**DO THIS:** Repeat every line of the data below without changing anything.

=-=-=-=-=

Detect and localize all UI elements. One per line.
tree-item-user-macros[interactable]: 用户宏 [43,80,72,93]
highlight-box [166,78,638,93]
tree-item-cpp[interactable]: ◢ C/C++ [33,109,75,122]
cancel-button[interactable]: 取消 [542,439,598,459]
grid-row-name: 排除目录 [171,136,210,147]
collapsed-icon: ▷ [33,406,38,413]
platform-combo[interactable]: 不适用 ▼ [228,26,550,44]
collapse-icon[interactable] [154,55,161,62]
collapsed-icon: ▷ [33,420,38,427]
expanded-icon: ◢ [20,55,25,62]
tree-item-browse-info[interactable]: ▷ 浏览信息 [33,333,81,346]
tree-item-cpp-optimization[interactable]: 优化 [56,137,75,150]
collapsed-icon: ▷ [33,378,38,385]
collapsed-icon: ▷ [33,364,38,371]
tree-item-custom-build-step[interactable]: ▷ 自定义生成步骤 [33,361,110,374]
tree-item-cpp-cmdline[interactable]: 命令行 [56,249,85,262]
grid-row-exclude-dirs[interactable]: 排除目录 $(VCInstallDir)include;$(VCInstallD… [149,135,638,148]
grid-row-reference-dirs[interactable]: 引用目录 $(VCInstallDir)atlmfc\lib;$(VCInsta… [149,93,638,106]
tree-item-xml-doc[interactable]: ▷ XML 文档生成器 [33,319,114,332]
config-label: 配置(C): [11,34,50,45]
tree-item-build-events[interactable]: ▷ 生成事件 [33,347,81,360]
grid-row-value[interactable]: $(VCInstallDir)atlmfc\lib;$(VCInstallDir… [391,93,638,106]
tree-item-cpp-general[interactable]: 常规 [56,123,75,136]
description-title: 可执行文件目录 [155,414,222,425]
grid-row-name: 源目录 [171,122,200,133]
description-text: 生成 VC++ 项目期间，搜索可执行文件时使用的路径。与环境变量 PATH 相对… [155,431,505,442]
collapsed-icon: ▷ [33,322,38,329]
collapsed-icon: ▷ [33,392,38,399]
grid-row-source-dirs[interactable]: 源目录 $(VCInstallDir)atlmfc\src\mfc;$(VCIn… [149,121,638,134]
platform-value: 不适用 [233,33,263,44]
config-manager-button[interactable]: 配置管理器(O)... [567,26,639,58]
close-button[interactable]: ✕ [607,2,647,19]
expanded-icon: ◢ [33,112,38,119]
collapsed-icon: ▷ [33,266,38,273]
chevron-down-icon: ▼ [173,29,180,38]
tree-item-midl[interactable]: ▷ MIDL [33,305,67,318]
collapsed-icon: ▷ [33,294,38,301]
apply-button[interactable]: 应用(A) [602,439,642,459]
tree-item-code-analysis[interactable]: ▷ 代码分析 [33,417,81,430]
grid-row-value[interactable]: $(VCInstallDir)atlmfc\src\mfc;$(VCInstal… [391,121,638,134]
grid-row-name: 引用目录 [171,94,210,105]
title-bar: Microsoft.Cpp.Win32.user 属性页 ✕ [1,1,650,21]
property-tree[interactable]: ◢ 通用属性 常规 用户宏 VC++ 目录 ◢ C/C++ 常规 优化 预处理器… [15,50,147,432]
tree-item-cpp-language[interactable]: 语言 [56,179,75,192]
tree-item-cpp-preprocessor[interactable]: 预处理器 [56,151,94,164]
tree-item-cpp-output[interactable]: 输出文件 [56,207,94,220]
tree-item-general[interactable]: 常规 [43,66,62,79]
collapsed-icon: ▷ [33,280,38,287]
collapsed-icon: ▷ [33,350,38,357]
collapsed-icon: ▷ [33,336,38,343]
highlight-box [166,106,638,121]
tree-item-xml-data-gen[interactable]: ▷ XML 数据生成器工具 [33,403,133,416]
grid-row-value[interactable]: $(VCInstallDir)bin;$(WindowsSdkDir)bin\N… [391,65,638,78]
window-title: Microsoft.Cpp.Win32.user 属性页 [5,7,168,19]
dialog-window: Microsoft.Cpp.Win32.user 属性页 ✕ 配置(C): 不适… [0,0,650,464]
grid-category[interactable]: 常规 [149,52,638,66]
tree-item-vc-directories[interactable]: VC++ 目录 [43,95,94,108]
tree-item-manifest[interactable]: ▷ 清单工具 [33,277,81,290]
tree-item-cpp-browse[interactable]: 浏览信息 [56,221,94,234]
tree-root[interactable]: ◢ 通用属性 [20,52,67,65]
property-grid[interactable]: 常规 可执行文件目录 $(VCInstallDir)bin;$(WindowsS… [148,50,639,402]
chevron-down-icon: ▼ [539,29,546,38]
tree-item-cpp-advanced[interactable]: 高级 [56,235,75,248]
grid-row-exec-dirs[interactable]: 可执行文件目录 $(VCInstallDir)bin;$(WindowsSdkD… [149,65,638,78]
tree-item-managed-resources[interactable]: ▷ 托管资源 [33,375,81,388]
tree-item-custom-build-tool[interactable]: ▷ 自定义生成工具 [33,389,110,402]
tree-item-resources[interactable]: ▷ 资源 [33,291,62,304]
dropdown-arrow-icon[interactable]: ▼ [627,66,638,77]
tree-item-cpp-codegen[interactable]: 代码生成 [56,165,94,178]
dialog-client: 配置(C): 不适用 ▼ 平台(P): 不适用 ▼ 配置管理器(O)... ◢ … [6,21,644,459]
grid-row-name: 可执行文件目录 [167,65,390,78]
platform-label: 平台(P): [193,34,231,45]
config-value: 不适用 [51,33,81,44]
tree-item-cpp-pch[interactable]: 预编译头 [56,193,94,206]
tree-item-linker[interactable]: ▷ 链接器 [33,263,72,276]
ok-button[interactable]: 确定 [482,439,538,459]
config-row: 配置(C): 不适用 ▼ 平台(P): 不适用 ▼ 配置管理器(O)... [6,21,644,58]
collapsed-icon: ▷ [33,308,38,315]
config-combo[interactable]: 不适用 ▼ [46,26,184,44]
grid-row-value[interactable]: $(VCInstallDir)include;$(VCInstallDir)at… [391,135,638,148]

=-=-=-=-=

**IN RESPONSE:**
Detect and localize all UI elements. One per line.
tree-item-user-macros[interactable]: 用户宏 [43,80,72,93]
highlight-box [166,78,638,93]
tree-item-cpp[interactable]: ◢ C/C++ [33,109,75,122]
cancel-button[interactable]: 取消 [542,439,598,459]
grid-row-name: 排除目录 [171,136,210,147]
collapsed-icon: ▷ [33,406,38,413]
platform-combo[interactable]: 不适用 ▼ [228,26,550,44]
collapse-icon[interactable] [154,55,161,62]
collapsed-icon: ▷ [33,420,38,427]
expanded-icon: ◢ [20,55,25,62]
tree-item-browse-info[interactable]: ▷ 浏览信息 [33,333,81,346]
tree-item-cpp-optimization[interactable]: 优化 [56,137,75,150]
collapsed-icon: ▷ [33,378,38,385]
collapsed-icon: ▷ [33,364,38,371]
tree-item-custom-build-step[interactable]: ▷ 自定义生成步骤 [33,361,110,374]
tree-item-cpp-cmdline[interactable]: 命令行 [56,249,85,262]
grid-row-exclude-dirs[interactable]: 排除目录 $(VCInstallDir)include;$(VCInstallD… [149,135,638,148]
grid-row-reference-dirs[interactable]: 引用目录 $(VCInstallDir)atlmfc\lib;$(VCInsta… [149,93,638,106]
tree-item-xml-doc[interactable]: ▷ XML 文档生成器 [33,319,114,332]
config-label: 配置(C): [11,34,50,45]
tree-item-build-events[interactable]: ▷ 生成事件 [33,347,81,360]
grid-row-value[interactable]: $(VCInstallDir)atlmfc\lib;$(VCInstallDir… [391,93,638,106]
tree-item-cpp-general[interactable]: 常规 [56,123,75,136]
description-title: 可执行文件目录 [155,414,222,425]
grid-row-name: 源目录 [171,122,200,133]
description-text: 生成 VC++ 项目期间，搜索可执行文件时使用的路径。与环境变量 PATH 相对… [155,431,505,442]
collapsed-icon: ▷ [33,322,38,329]
collapsed-icon: ▷ [33,392,38,399]
grid-row-source-dirs[interactable]: 源目录 $(VCInstallDir)atlmfc\src\mfc;$(VCIn… [149,121,638,134]
platform-value: 不适用 [233,33,263,44]
config-manager-button[interactable]: 配置管理器(O)... [567,26,639,58]
close-button[interactable]: ✕ [607,2,647,19]
expanded-icon: ◢ [33,112,38,119]
collapsed-icon: ▷ [33,266,38,273]
chevron-down-icon: ▼ [173,29,180,38]
tree-item-midl[interactable]: ▷ MIDL [33,305,67,318]
collapsed-icon: ▷ [33,294,38,301]
apply-button[interactable]: 应用(A) [602,439,642,459]
tree-item-code-analysis[interactable]: ▷ 代码分析 [33,417,81,430]
grid-row-value[interactable]: $(VCInstallDir)atlmfc\src\mfc;$(VCInstal… [391,121,638,134]
grid-row-name: 引用目录 [171,94,210,105]
title-bar: Microsoft.Cpp.Win32.user 属性页 ✕ [1,1,650,21]
property-tree[interactable]: ◢ 通用属性 常规 用户宏 VC++ 目录 ◢ C/C++ 常规 优化 预处理器… [15,50,147,432]
tree-item-cpp-language[interactable]: 语言 [56,179,75,192]
tree-item-cpp-preprocessor[interactable]: 预处理器 [56,151,94,164]
tree-item-cpp-output[interactable]: 输出文件 [56,207,94,220]
tree-item-general[interactable]: 常规 [43,66,62,79]
collapsed-icon: ▷ [33,280,38,287]
collapsed-icon: ▷ [33,350,38,357]
collapsed-icon: ▷ [33,336,38,343]
highlight-box [166,106,638,121]
tree-item-xml-data-gen[interactable]: ▷ XML 数据生成器工具 [33,403,133,416]
grid-row-value[interactable]: $(VCInstallDir)bin;$(WindowsSdkDir)bin\N… [391,65,638,78]
window-title: Microsoft.Cpp.Win32.user 属性页 [5,7,168,19]
dialog-window: Microsoft.Cpp.Win32.user 属性页 ✕ 配置(C): 不适… [0,0,650,464]
grid-category[interactable]: 常规 [149,52,638,66]
tree-item-vc-directories[interactable]: VC++ 目录 [43,95,94,108]
tree-item-manifest[interactable]: ▷ 清单工具 [33,277,81,290]
tree-item-cpp-browse[interactable]: 浏览信息 [56,221,94,234]
tree-root[interactable]: ◢ 通用属性 [20,52,67,65]
property-grid[interactable]: 常规 可执行文件目录 $(VCInstallDir)bin;$(WindowsS… [148,50,639,402]
chevron-down-icon: ▼ [539,29,546,38]
tree-item-cpp-advanced[interactable]: 高级 [56,235,75,248]
grid-row-exec-dirs[interactable]: 可执行文件目录 $(VCInstallDir)bin;$(WindowsSdkD… [149,65,638,78]
tree-item-managed-resources[interactable]: ▷ 托管资源 [33,375,81,388]
tree-item-custom-build-tool[interactable]: ▷ 自定义生成工具 [33,389,110,402]
tree-item-resources[interactable]: ▷ 资源 [33,291,62,304]
dropdown-arrow-icon[interactable]: ▼ [627,66,638,77]
tree-item-cpp-codegen[interactable]: 代码生成 [56,165,94,178]
dialog-client: 配置(C): 不适用 ▼ 平台(P): 不适用 ▼ 配置管理器(O)... ◢ … [6,21,644,459]
grid-row-name: 可执行文件目录 [167,65,390,78]
platform-label: 平台(P): [193,34,231,45]
config-value: 不适用 [51,33,81,44]
tree-item-cpp-pch[interactable]: 预编译头 [56,193,94,206]
tree-item-linker[interactable]: ▷ 链接器 [33,263,72,276]
ok-button[interactable]: 确定 [482,439,538,459]
config-row: 配置(C): 不适用 ▼ 平台(P): 不适用 ▼ 配置管理器(O)... [6,21,644,58]
collapsed-icon: ▷ [33,308,38,315]
config-combo[interactable]: 不适用 ▼ [46,26,184,44]
grid-row-value[interactable]: $(VCInstallDir)include;$(VCInstallDir)at… [391,135,638,148]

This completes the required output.